Listed records:

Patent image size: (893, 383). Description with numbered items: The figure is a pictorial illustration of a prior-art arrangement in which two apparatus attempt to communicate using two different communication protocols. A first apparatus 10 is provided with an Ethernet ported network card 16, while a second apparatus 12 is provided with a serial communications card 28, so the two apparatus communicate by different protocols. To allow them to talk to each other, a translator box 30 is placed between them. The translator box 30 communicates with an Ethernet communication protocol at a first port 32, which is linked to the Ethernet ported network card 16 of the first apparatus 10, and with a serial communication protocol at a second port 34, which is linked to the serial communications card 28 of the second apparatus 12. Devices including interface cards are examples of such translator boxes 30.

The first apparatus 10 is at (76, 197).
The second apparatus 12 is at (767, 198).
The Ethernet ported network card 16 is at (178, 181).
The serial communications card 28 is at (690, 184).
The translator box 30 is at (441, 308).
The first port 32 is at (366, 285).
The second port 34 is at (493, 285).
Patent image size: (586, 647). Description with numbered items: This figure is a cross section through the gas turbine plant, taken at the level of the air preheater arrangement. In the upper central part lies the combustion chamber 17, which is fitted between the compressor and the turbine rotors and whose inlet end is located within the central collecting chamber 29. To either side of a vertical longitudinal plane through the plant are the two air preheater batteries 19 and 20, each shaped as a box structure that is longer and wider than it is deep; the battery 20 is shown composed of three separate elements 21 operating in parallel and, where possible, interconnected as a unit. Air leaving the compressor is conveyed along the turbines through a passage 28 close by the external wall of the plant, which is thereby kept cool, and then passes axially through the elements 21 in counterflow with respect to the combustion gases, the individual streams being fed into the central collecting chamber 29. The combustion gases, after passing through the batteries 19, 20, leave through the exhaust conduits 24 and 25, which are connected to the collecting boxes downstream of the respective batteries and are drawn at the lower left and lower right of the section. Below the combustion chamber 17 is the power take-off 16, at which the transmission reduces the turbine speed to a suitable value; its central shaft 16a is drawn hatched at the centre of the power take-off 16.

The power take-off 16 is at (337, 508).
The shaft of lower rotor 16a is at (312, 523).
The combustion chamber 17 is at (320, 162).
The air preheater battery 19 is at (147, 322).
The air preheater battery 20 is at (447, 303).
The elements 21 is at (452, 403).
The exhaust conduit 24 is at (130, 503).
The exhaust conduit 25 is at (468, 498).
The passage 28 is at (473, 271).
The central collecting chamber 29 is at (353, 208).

Exercise requirements: Please turn the listing, from its start through the line with "The second apparatus 12 is at (767, 198).", into a two-column CSV headed text and answer. Put each text and its answer on their own row, each in a single quoted field, with line breaks changed to spaces.

Answer to this task:
text,answer
"Patent image size: (893, 383). Description with numbered items: The figure is a pictorial illustration of a prior-art arrangement in which two apparatus attempt to communicate using two different communication protocols. A first apparatus 10 is provided with an Ethernet ported network card 16, while a second apparatus 12 is provided with a serial communications card 28, so the two apparatus communicate by different protocols. To allow them to talk to each other, a translator box 30 is placed between them. The translator box 30 communicates with an Ethernet communication protocol at a first port 32, which is linked to the Ethernet ported network card 16 of the first apparatus 10, and with a serial communication protocol at a second port 34, which is linked to the serial communications card 28 of the second apparatus 12. Devices including interface cards are examples of such translator boxes 30.","The first apparatus 10 is at (76, 197). The second apparatus 12 is at (767, 198)."